> OBJECTIVE: Below are some records; return each one exactly.
---- GIVEN DATA
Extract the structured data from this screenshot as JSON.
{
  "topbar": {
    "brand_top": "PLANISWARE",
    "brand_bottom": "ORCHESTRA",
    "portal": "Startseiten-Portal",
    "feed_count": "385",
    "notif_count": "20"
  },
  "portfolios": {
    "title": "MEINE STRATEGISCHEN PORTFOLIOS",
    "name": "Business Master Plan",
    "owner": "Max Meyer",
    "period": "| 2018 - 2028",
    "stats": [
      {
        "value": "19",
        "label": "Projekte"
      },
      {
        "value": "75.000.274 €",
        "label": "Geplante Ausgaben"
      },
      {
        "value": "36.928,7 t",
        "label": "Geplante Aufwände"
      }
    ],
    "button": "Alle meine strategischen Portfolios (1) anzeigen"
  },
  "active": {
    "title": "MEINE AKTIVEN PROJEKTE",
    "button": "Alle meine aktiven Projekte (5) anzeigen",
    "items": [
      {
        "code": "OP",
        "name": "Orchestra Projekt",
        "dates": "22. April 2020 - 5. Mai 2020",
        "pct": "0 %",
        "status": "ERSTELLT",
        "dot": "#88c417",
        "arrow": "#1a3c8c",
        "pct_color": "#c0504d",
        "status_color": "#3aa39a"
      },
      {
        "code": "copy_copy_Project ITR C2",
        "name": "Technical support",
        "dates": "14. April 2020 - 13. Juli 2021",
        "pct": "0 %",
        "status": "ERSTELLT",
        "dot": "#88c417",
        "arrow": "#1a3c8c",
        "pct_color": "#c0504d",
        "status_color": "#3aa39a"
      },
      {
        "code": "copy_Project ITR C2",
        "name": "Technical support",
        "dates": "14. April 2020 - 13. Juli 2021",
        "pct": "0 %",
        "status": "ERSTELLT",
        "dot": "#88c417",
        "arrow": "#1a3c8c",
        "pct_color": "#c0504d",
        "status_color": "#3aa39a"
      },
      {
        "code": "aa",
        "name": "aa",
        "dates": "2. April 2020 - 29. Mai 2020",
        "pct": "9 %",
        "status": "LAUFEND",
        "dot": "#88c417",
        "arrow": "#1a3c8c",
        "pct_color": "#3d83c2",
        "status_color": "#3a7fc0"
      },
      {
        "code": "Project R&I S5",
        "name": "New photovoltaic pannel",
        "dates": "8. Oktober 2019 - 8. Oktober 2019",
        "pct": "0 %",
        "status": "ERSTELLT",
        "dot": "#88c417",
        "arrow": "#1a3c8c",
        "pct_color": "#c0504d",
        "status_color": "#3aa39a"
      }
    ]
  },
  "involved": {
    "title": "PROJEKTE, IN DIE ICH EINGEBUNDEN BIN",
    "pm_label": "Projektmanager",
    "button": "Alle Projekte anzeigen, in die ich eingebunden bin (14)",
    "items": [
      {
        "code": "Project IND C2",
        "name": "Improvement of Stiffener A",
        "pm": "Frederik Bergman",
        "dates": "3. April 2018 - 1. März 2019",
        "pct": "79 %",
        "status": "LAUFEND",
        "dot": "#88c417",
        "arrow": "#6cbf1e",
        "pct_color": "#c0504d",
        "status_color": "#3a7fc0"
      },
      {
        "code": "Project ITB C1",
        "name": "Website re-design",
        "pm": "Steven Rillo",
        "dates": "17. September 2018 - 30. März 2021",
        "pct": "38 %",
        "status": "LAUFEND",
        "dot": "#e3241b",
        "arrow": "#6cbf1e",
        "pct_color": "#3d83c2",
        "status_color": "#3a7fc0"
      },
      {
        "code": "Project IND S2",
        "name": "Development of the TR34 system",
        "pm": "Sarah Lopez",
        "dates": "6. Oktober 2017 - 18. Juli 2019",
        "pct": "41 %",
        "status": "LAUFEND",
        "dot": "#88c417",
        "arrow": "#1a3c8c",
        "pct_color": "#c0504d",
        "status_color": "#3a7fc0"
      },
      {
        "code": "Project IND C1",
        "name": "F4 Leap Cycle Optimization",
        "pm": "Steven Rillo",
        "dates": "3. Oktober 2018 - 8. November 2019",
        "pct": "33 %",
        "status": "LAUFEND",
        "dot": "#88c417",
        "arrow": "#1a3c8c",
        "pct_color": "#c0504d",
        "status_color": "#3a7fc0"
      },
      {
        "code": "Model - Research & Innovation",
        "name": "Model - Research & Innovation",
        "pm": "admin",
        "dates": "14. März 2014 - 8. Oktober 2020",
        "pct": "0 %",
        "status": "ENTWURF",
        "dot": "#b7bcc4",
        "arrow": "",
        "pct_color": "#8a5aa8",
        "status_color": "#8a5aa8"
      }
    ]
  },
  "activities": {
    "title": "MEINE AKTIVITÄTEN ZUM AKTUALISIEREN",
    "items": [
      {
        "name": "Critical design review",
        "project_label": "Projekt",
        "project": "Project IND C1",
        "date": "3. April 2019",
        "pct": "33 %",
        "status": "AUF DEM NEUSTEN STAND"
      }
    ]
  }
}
--------
> REPLY TO THE TASK:
Extract the structured data from this screenshot as JSON.
{
  "topbar": {
    "brand_top": "PLANISWARE",
    "brand_bottom": "ORCHESTRA",
    "portal": "Startseiten-Portal",
    "feed_count": "385",
    "notif_count": "20"
  },
  "portfolios": {
    "title": "MEINE STRATEGISCHEN PORTFOLIOS",
    "name": "Business Master Plan",
    "owner": "Max Meyer",
    "period": "| 2018 - 2028",
    "stats": [
      {
        "value": "19",
        "label": "Projekte"
      },
      {
        "value": "75.000.274 €",
        "label": "Geplante Ausgaben"
      },
      {
        "value": "36.928,7 t",
        "label": "Geplante Aufwände"
      }
    ],
    "button": "Alle meine strategischen Portfolios (1) anzeigen"
  },
  "active": {
    "title": "MEINE AKTIVEN PROJEKTE",
    "button": "Alle meine aktiven Projekte (5) anzeigen",
    "items": [
      {
        "code": "OP",
        "name": "Orchestra Projekt",
        "dates": "22. April 2020 - 5. Mai 2020",
        "pct": "0 %",
        "status": "ERSTELLT",
        "dot": "#88c417",
        "arrow": "#1a3c8c",
        "pct_color": "#c0504d",
        "status_color": "#3aa39a"
      },
      {
        "code": "copy_copy_Project ITR C2",
        "name": "Technical support",
        "dates": "14. April 2020 - 13. Juli 2021",
        "pct": "0 %",
        "status": "ERSTELLT",
        "dot": "#88c417",
        "arrow": "#1a3c8c",
        "pct_color": "#c0504d",
        "status_color": "#3aa39a"
      },
      {
        "code": "copy_Project ITR C2",
        "name": "Technical support",
        "dates": "14. April 2020 - 13. Juli 2021",
        "pct": "0 %",
        "status": "ERSTELLT",
        "dot": "#88c417",
        "arrow": "#1a3c8c",
        "pct_color": "#c0504d",
        "status_color": "#3aa39a"
      },
      {
        "code": "aa",
        "name": "aa",
        "dates": "2. April 2020 - 29. Mai 2020",
        "pct": "9 %",
        "status": "LAUFEND",
        "dot": "#88c417",
        "arrow": "#1a3c8c",
        "pct_color": "#3d83c2",
        "status_color": "#3a7fc0"
      },
      {
        "code": "Project R&I S5",
        "name": "New photovoltaic pannel",
        "dates": "8. Oktober 2019 - 8. Oktober 2019",
        "pct": "0 %",
        "status": "ERSTELLT",
        "dot": "#88c417",
        "arrow": "#1a3c8c",
        "pct_color": "#c0504d",
        "status_color": "#3aa39a"
      }
    ]
  },
  "involved": {
    "title": "PROJEKTE, IN DIE ICH EINGEBUNDEN BIN",
    "pm_label": "Projektmanager",
    "button": "Alle Projekte anzeigen, in die ich eingebunden bin (14)",
    "items": [
      {
        "code": "Project IND C2",
        "name": "Improvement of Stiffener A",
        "pm": "Frederik Bergman",
        "dates": "3. April 2018 - 1. März 2019",
        "pct": "79 %",
        "status": "LAUFEND",
        "dot": "#88c417",
        "arrow": "#6cbf1e",
        "pct_color": "#c0504d",
        "status_color": "#3a7fc0"
      },
      {
        "code": "Project ITB C1",
        "name": "Website re-design",
        "pm": "Steven Rillo",
        "dates": "17. September 2018 - 30. März 2021",
        "pct": "38 %",
        "status": "LAUFEND",
        "dot": "#e3241b",
        "arrow": "#6cbf1e",
        "pct_color": "#3d83c2",
        "status_color": "#3a7fc0"
      },
      {
        "code": "Project IND S2",
        "name": "Development of the TR34 system",
        "pm": "Sarah Lopez",
        "dates": "6. Oktober 2017 - 18. Juli 2019",
        "pct": "41 %",
        "status": "LAUFEND",
        "dot": "#88c417",
        "arrow": "#1a3c8c",
        "pct_color": "#c0504d",
        "status_color": "#3a7fc0"
      },
      {
        "code": "Project IND C1",
        "name": "F4 Leap Cycle Optimization",
        "pm": "Steven Rillo",
        "dates": "3. Oktober 2018 - 8. November 2019",
        "pct": "33 %",
        "status": "LAUFEND",
        "dot": "#88c417",
        "arrow": "#1a3c8c",
        "pct_color": "#c0504d",
        "status_color": "#3a7fc0"
      },
      {
        "code": "Model - Research & Innovation",
        "name": "Model - Research & Innovation",
        "pm": "admin",
        "dates": "14. März 2014 - 8. Oktober 2020",
        "pct": "0 %",
        "status": "ENTWURF",
        "dot": "#b7bcc4",
        "arrow": "",
        "pct_color": "#8a5aa8",
        "status_color": "#8a5aa8"
      }
    ]
  },
  "activities": {
    "title": "MEINE AKTIVITÄTEN ZUM AKTUALISIEREN",
    "items": [
      {
        "name": "Critical design review",
        "project_label": "Projekt",
        "project": "Project IND C1",
        "date": "3. April 2019",
        "pct": "33 %",
        "status": "AUF DEM NEUSTEN STAND"
      }
    ]
  }
}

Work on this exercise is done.